Show every line where "from" occurs.

╭──

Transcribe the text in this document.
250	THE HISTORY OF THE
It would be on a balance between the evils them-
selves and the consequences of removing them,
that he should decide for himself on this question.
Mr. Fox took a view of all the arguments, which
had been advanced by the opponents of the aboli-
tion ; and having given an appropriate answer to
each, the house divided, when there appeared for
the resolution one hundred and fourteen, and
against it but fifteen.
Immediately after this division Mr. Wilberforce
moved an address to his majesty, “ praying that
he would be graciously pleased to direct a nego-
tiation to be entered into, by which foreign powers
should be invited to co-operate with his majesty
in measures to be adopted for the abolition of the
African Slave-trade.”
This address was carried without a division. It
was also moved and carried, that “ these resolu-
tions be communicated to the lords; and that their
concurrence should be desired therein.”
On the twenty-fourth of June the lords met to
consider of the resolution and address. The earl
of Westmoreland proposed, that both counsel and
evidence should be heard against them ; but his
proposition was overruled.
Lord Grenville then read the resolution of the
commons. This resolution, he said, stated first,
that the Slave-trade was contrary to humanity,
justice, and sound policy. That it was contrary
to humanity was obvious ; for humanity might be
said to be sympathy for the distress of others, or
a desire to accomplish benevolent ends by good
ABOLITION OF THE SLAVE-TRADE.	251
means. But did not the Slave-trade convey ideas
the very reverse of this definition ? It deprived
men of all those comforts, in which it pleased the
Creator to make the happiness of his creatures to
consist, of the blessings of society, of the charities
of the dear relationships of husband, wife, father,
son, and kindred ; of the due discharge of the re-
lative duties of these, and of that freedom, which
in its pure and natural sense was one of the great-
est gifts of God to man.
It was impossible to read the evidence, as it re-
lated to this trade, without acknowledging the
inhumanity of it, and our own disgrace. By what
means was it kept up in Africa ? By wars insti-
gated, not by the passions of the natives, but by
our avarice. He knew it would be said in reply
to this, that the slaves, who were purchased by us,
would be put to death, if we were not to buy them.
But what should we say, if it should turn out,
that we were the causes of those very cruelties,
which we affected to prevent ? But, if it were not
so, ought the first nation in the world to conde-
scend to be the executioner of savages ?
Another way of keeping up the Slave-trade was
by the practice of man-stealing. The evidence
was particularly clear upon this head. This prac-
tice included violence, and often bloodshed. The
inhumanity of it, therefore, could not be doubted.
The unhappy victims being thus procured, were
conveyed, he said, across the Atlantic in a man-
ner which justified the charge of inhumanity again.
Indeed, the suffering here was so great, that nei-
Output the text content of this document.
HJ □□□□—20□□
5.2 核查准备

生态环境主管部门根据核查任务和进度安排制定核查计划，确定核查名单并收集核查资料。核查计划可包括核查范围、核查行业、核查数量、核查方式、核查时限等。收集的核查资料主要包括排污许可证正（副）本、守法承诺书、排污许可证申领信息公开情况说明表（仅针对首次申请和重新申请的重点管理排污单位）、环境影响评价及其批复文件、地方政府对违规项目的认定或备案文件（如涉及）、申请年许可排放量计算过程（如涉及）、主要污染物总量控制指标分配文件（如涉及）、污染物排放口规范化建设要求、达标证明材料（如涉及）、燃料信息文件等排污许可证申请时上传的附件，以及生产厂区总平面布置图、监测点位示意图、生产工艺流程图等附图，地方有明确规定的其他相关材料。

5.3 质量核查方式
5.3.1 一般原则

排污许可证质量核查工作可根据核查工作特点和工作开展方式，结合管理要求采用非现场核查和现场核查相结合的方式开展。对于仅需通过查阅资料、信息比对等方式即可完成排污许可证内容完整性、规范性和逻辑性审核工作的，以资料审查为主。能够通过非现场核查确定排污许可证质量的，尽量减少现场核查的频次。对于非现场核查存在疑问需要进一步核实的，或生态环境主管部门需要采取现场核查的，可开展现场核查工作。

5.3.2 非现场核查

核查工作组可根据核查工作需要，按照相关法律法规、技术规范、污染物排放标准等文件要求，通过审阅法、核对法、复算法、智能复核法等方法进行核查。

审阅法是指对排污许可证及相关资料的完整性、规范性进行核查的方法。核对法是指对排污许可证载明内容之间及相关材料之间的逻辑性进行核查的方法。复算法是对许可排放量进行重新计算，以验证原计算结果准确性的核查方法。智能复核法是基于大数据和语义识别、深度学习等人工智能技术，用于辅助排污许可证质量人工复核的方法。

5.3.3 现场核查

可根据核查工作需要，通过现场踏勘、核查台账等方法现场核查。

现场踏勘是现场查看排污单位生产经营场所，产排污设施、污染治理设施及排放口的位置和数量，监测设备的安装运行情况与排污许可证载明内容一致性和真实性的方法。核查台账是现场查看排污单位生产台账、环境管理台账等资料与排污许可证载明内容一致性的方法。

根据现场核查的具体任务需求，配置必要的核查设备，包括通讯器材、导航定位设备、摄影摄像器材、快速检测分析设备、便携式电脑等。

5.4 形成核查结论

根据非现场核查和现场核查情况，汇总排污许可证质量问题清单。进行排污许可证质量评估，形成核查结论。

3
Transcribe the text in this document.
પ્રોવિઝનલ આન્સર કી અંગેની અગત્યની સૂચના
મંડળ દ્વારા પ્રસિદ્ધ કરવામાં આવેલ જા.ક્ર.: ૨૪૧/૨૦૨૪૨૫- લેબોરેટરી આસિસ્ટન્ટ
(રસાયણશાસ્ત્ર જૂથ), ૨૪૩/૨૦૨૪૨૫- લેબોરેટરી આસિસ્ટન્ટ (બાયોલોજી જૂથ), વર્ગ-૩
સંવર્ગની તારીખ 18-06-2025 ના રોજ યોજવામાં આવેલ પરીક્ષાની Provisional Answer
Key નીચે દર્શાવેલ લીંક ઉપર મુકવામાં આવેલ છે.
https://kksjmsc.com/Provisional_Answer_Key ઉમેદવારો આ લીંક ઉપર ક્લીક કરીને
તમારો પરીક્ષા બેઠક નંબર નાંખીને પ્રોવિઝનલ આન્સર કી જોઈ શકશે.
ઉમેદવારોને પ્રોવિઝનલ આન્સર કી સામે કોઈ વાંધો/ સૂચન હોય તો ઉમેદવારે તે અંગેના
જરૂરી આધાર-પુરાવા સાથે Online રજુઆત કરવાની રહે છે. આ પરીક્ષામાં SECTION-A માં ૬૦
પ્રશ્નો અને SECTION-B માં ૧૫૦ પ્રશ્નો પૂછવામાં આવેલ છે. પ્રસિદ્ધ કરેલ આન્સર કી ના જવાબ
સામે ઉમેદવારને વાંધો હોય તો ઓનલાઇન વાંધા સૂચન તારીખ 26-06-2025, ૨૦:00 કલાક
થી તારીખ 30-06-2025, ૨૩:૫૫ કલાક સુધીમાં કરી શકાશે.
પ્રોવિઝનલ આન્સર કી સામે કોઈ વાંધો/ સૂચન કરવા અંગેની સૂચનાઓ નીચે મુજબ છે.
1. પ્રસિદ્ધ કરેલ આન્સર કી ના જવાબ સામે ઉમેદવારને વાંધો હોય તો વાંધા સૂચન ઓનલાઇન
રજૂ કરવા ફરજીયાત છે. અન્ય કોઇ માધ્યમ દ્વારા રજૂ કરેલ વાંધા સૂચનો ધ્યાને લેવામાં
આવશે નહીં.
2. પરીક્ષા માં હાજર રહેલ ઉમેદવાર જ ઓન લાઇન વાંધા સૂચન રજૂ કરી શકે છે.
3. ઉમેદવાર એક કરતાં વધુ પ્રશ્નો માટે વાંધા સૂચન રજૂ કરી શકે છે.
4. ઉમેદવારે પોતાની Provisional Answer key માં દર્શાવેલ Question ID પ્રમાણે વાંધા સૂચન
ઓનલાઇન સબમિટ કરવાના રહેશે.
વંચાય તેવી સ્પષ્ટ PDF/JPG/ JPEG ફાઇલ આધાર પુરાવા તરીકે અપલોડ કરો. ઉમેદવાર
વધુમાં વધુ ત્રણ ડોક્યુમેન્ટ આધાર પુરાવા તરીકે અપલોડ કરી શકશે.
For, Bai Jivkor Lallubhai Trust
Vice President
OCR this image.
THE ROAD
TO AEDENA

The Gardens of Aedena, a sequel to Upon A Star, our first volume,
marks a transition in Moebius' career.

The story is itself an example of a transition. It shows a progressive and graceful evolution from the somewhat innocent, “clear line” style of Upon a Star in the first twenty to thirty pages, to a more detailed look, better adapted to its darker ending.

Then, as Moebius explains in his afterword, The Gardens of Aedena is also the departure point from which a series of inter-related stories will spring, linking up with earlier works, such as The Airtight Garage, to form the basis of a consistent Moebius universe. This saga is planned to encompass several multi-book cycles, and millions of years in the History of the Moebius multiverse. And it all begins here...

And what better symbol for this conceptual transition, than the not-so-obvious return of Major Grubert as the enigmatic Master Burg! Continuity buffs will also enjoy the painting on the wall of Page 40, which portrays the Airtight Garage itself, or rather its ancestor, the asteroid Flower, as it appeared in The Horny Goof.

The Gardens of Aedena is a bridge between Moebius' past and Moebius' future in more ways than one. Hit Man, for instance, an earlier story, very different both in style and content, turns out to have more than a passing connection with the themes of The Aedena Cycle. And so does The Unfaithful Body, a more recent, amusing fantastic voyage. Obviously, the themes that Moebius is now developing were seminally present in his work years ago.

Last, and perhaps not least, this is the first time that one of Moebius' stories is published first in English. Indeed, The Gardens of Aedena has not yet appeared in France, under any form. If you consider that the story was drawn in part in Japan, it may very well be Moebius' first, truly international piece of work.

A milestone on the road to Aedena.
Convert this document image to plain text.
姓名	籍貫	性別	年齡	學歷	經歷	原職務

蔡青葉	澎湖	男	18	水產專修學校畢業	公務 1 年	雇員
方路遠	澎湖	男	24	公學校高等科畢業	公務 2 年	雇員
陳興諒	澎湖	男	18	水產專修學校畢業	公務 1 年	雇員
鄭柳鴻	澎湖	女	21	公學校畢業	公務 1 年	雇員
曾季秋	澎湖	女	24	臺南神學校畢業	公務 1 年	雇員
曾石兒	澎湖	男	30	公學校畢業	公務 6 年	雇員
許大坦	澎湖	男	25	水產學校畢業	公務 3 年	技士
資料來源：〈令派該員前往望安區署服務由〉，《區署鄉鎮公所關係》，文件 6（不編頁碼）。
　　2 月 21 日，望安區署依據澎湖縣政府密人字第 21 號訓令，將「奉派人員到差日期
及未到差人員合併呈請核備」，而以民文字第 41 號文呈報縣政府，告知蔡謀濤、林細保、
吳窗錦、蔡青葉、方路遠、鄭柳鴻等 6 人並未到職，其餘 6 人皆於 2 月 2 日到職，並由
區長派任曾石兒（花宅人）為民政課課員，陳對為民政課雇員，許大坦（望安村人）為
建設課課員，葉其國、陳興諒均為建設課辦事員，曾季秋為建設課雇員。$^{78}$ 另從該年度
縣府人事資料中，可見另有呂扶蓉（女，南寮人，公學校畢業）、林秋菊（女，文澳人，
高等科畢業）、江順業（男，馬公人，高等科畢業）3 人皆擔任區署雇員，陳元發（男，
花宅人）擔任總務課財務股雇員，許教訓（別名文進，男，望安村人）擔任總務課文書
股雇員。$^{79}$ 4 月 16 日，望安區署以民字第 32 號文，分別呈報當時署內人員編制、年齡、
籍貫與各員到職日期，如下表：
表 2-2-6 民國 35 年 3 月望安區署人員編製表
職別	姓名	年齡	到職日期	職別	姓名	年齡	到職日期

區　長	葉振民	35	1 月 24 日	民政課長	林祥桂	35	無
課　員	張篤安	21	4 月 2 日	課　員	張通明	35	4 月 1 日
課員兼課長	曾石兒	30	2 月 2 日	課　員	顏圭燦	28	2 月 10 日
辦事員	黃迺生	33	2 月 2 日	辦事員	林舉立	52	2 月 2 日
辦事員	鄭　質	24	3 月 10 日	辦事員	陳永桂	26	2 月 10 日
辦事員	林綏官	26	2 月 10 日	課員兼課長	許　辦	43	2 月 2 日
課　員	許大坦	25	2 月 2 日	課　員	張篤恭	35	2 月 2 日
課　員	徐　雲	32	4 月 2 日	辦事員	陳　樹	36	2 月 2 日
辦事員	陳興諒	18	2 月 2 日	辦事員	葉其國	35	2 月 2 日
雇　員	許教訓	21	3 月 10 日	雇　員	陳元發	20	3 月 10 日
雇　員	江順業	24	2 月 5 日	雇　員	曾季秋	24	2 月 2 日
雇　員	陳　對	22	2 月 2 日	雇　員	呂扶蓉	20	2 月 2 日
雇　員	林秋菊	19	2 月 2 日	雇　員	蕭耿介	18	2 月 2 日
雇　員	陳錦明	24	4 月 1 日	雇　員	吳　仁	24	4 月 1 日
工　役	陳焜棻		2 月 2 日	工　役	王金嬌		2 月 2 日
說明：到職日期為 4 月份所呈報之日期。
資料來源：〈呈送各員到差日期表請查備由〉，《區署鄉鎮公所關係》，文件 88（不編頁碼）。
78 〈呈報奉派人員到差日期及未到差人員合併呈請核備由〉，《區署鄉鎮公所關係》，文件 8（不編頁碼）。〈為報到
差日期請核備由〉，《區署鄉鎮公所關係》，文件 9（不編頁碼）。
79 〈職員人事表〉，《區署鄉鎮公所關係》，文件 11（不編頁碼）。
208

╰──

▸ Answer for this exercise:
The story is itself an example of a transition. It shows a progressive and graceful evolution from the somewhat innocent, “clear line” style of Upon a Star in the first twenty to thirty pages, to a more detailed look, better adapted to its darker ending.
Then, as Moebius explains in his afterword, The Gardens of Aedena is also the departure point from which a series of inter-related stories will spring, linking up with earlier works, such as The Airtight Garage, to form the basis of a consistent Moebius universe. This saga is planned to encompass several multi-book cycles, and millions of years in the History of the Moebius multiverse. And it all begins here...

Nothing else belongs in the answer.